What the task requires - Output the full listing word for word.

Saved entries
▼▼▼

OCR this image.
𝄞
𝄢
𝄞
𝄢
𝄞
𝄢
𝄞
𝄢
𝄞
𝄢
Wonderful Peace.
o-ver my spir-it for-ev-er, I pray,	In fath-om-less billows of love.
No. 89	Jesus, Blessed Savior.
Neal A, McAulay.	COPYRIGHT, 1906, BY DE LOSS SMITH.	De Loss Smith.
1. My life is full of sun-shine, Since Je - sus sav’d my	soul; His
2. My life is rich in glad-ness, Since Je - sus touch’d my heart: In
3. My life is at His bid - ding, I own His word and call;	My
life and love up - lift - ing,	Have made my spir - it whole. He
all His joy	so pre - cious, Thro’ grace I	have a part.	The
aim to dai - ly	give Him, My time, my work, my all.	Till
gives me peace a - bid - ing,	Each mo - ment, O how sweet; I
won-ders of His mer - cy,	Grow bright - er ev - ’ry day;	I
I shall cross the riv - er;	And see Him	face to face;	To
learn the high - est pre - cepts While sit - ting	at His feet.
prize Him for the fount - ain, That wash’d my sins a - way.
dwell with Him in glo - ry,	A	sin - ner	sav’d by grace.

▲▲▲

Exercise response -
OCR this image.
𝄞
𝄢
𝄞
𝄢
𝄞
𝄢
𝄞
𝄢
𝄞
𝄢
Wonderful Peace.
o-ver my spir-it for-ev-er, I pray,	In fath-om-less billows of love.
No. 89	Jesus, Blessed Savior.
Neal A, McAulay.	COPYRIGHT, 1906, BY DE LOSS SMITH.	De Loss Smith.
1. My life is full of sun-shine, Since Je - sus sav’d my	soul; His
2. My life is rich in glad-ness, Since Je - sus touch’d my heart: In
3. My life is at His bid - ding, I own His word and call;	My
life and love up - lift - ing,	Have made my spir - it whole. He
all His joy	so pre - cious, Thro’ grace I	have a part.	The
aim to dai - ly	give Him, My time, my work, my all.	Till
gives me peace a - bid - ing,	Each mo - ment, O how sweet; I
won-ders of His mer - cy,	Grow bright - er ev - ’ry day;	I
I shall cross the riv - er;	And see Him	face to face;	To
learn the high - est pre - cepts While sit - ting	at His feet.
prize Him for the fount - ain, That wash’d my sins a - way.
dwell with Him in glo - ry,	A	sin - ner	sav’d by grace.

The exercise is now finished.